Print the records again, character for character.

» **Records to process**:
####################

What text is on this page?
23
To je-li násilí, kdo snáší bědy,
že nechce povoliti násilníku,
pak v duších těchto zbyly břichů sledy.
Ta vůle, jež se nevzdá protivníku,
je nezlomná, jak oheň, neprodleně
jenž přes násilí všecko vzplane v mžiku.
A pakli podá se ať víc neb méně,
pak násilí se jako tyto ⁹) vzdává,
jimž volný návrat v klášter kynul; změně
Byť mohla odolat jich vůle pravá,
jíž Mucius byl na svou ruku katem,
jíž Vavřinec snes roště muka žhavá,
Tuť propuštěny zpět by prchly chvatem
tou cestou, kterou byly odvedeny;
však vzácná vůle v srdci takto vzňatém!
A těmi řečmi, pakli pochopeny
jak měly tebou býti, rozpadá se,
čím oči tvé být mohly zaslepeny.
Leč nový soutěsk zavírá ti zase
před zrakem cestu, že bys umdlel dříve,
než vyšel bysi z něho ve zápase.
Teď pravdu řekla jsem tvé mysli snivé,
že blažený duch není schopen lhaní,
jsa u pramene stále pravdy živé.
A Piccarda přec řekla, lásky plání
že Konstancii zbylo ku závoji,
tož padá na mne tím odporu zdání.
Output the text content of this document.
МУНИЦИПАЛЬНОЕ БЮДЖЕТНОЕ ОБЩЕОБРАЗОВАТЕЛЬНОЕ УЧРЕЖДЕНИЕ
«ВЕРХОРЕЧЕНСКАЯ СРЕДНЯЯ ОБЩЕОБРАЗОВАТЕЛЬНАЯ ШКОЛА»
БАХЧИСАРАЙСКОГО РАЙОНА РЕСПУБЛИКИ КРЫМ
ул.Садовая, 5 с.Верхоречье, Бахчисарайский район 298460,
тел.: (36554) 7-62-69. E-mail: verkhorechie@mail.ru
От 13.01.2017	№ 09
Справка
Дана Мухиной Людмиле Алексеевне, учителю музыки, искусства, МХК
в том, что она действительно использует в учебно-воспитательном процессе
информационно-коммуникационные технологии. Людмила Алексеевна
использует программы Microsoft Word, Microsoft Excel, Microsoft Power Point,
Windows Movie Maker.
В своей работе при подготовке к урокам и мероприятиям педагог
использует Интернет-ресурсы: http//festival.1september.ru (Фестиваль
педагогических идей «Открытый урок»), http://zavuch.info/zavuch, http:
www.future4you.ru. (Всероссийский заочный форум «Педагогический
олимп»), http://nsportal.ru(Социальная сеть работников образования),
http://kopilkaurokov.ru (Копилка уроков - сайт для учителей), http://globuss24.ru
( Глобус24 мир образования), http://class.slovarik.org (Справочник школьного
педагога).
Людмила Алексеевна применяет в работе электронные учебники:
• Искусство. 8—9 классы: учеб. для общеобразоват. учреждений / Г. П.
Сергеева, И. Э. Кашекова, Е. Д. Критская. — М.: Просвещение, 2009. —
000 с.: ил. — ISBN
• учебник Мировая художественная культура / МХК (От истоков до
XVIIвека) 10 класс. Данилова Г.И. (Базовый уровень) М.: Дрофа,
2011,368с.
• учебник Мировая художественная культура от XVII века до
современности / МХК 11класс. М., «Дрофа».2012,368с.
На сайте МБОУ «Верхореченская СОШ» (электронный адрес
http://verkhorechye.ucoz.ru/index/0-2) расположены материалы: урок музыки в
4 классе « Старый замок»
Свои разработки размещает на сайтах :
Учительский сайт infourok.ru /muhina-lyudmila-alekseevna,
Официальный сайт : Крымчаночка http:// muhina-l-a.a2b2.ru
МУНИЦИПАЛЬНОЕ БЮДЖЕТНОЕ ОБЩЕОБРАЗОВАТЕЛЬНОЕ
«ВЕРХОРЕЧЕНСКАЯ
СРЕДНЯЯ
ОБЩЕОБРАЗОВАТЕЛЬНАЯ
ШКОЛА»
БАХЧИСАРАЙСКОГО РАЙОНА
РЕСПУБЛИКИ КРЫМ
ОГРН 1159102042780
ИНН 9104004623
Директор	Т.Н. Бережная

####################

» **Solution for this exercise**:
What text is on this page?
23
To je-li násilí, kdo snáší bědy,
že nechce povoliti násilníku,
pak v duších těchto zbyly břichů sledy.
Ta vůle, jež se nevzdá protivníku,
je nezlomná, jak oheň, neprodleně
jenž přes násilí všecko vzplane v mžiku.
A pakli podá se ať víc neb méně,
pak násilí se jako tyto ⁹) vzdává,
jimž volný návrat v klášter kynul; změně
Byť mohla odolat jich vůle pravá,
jíž Mucius byl na svou ruku katem,
jíž Vavřinec snes roště muka žhavá,
Tuť propuštěny zpět by prchly chvatem
tou cestou, kterou byly odvedeny;
však vzácná vůle v srdci takto vzňatém!
A těmi řečmi, pakli pochopeny
jak měly tebou býti, rozpadá se,
čím oči tvé být mohly zaslepeny.
Leč nový soutěsk zavírá ti zase
před zrakem cestu, že bys umdlel dříve,
než vyšel bysi z něho ve zápase.
Teď pravdu řekla jsem tvé mysli snivé,
že blažený duch není schopen lhaní,
jsa u pramene stále pravdy živé.
A Piccarda přec řekla, lásky plání
že Konstancii zbylo ku závoji,
tož padá na mne tím odporu zdání.
Output the text content of this document.
МУНИЦИПАЛЬНОЕ БЮДЖЕТНОЕ ОБЩЕОБРАЗОВАТЕЛЬНОЕ УЧРЕЖДЕНИЕ
«ВЕРХОРЕЧЕНСКАЯ СРЕДНЯЯ ОБЩЕОБРАЗОВАТЕЛЬНАЯ ШКОЛА»
БАХЧИСАРАЙСКОГО РАЙОНА РЕСПУБЛИКИ КРЫМ
ул.Садовая, 5 с.Верхоречье, Бахчисарайский район 298460,
тел.: (36554) 7-62-69. E-mail: verkhorechie@mail.ru
От 13.01.2017	№ 09
Справка
Дана Мухиной Людмиле Алексеевне, учителю музыки, искусства, МХК
в том, что она действительно использует в учебно-воспитательном процессе
информационно-коммуникационные технологии. Людмила Алексеевна
использует программы Microsoft Word, Microsoft Excel, Microsoft Power Point,
Windows Movie Maker.
В своей работе при подготовке к урокам и мероприятиям педагог
использует Интернет-ресурсы: http//festival.1september.ru (Фестиваль
педагогических идей «Открытый урок»), http://zavuch.info/zavuch, http:
www.future4you.ru. (Всероссийский заочный форум «Педагогический
олимп»), http://nsportal.ru(Социальная сеть работников образования),
http://kopilkaurokov.ru (Копилка уроков - сайт для учителей), http://globuss24.ru
( Глобус24 мир образования), http://class.slovarik.org (Справочник школьного
педагога).
Людмила Алексеевна применяет в работе электронные учебники:
• Искусство. 8—9 классы: учеб. для общеобразоват. учреждений / Г. П.
Сергеева, И. Э. Кашекова, Е. Д. Критская. — М.: Просвещение, 2009. —
000 с.: ил. — ISBN
• учебник Мировая художественная культура / МХК (От истоков до
XVIIвека) 10 класс. Данилова Г.И. (Базовый уровень) М.: Дрофа,
2011,368с.
• учебник Мировая художественная культура от XVII века до
современности / МХК 11класс. М., «Дрофа».2012,368с.
На сайте МБОУ «Верхореченская СОШ» (электронный адрес
http://verkhorechye.ucoz.ru/index/0-2) расположены материалы: урок музыки в
4 классе « Старый замок»
Свои разработки размещает на сайтах :
Учительский сайт infourok.ru /muhina-lyudmila-alekseevna,
Официальный сайт : Крымчаночка http:// muhina-l-a.a2b2.ru
МУНИЦИПАЛЬНОЕ БЮДЖЕТНОЕ ОБЩЕОБРАЗОВАТЕЛЬНОЕ
«ВЕРХОРЕЧЕНСКАЯ
СРЕДНЯЯ
ОБЩЕОБРАЗОВАТЕЛЬНАЯ
ШКОЛА»
БАХЧИСАРАЙСКОГО РАЙОНА
РЕСПУБЛИКИ КРЫМ
ОГРН 1159102042780
ИНН 9104004623
Директор	Т.Н. Бережная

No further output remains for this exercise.